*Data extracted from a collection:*
──────────────────────────────

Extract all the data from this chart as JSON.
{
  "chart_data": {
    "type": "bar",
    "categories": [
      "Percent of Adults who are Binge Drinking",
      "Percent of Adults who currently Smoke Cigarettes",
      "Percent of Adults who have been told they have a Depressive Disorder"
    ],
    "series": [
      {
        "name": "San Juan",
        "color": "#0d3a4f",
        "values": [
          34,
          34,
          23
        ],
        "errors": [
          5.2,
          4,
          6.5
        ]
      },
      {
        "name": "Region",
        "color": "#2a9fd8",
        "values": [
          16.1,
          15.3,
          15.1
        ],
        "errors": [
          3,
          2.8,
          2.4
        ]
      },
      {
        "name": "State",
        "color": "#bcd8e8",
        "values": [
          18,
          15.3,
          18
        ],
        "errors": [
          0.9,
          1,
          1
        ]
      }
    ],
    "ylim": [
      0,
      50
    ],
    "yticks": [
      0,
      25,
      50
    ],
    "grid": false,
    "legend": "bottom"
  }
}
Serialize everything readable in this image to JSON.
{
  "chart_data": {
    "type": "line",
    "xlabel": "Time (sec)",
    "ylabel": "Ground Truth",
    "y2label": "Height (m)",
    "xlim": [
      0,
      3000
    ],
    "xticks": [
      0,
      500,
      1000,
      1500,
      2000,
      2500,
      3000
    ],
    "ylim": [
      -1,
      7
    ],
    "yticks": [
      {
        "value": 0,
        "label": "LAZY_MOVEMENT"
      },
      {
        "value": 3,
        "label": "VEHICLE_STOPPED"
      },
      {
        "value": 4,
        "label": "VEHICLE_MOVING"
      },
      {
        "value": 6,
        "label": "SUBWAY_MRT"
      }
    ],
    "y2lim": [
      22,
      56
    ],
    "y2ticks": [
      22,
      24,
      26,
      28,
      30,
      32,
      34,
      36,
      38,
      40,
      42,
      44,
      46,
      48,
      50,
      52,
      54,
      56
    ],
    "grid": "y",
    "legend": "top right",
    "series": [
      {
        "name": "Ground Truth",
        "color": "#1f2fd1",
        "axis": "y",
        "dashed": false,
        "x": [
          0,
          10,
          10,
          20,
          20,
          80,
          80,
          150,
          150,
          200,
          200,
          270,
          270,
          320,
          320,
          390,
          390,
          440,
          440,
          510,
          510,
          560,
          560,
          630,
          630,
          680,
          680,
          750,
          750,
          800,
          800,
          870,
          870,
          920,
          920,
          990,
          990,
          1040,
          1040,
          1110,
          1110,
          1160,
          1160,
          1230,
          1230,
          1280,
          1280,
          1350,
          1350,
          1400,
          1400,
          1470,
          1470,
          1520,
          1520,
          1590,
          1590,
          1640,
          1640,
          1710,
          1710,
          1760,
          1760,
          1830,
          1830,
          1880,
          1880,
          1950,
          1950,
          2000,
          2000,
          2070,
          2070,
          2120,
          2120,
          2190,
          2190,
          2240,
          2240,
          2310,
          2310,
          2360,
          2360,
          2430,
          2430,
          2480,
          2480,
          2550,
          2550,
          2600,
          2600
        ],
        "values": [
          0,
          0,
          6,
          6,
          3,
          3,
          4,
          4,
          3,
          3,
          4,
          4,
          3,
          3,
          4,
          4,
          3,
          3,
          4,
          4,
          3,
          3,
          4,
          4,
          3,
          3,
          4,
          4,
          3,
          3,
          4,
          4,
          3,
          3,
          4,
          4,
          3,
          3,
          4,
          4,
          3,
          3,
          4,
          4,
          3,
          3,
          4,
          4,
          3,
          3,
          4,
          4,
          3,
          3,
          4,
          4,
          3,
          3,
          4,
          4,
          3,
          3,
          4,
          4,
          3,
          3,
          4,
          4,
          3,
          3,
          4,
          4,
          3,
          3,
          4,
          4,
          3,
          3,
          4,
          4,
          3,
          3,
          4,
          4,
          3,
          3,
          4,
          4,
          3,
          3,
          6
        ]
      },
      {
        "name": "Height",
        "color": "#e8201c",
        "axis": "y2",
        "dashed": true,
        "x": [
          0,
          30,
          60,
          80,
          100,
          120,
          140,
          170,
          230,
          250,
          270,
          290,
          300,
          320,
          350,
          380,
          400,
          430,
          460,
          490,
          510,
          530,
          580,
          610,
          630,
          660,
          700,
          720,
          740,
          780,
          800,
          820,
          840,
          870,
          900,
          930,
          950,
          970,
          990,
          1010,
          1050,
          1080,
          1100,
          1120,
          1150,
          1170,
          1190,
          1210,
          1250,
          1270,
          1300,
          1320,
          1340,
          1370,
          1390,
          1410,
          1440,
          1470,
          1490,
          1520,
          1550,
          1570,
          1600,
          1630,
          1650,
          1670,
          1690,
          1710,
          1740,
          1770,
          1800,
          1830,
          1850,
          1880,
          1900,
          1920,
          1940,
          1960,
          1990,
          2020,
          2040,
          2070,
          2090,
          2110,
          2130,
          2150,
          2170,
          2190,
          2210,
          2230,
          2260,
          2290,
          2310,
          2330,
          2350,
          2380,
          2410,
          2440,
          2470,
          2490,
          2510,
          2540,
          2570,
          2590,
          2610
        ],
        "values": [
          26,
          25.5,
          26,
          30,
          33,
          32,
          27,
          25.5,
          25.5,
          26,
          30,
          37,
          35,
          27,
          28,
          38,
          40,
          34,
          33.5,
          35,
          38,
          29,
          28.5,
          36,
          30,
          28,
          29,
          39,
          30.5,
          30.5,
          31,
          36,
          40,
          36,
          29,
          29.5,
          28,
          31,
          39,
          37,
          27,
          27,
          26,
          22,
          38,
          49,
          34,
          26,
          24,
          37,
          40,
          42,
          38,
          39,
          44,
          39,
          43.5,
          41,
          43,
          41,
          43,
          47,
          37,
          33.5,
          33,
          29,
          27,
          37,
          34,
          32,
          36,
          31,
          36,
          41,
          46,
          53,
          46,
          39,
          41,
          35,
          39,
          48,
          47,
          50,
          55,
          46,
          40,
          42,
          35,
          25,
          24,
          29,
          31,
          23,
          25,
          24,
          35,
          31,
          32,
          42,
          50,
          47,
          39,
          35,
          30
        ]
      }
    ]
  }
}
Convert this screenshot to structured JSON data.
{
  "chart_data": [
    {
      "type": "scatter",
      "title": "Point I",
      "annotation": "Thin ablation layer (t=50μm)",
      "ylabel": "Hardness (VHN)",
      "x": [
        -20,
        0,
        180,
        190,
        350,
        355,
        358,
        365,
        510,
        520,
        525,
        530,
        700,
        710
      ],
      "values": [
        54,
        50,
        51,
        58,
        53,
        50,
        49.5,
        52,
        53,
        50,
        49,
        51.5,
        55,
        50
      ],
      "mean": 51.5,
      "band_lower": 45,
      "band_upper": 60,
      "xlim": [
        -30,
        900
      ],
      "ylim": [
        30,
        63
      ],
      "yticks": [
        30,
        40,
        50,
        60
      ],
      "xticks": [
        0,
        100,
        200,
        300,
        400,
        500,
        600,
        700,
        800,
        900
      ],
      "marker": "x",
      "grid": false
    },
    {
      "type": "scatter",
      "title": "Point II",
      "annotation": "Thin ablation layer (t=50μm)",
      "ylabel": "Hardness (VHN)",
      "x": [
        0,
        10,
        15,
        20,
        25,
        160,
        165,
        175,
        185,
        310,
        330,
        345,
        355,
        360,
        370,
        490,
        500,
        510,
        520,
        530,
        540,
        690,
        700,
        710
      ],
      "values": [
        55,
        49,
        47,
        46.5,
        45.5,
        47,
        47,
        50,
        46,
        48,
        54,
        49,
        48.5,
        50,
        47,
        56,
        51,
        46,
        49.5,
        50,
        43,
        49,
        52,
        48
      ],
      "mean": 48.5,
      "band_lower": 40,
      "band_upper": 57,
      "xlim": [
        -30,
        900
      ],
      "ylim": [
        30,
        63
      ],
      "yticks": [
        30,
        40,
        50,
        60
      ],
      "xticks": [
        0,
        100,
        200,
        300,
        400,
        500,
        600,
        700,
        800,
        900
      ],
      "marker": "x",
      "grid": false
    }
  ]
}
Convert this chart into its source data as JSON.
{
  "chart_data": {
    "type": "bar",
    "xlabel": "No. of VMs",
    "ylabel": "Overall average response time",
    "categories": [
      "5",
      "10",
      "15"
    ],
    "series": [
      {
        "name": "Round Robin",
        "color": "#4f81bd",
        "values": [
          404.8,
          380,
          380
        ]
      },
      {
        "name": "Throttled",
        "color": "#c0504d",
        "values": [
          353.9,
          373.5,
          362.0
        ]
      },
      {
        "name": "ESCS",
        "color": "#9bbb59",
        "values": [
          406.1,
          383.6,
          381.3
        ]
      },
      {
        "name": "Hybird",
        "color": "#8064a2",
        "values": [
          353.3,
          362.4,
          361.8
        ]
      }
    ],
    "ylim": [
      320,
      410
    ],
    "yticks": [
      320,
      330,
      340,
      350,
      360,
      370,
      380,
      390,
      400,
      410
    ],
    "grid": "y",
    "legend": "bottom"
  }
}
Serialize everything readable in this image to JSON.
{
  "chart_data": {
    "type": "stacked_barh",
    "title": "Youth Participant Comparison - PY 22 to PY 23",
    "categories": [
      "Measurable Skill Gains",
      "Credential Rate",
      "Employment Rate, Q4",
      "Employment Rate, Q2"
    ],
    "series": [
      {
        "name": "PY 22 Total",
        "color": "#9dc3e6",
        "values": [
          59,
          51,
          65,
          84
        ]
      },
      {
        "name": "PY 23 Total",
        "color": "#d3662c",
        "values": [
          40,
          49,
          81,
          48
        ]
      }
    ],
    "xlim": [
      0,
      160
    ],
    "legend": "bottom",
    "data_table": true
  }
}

──────────────────────────────

Every line of the listing that holds "Truth" is to be counted; give only the resulting number.

*Reply:*
2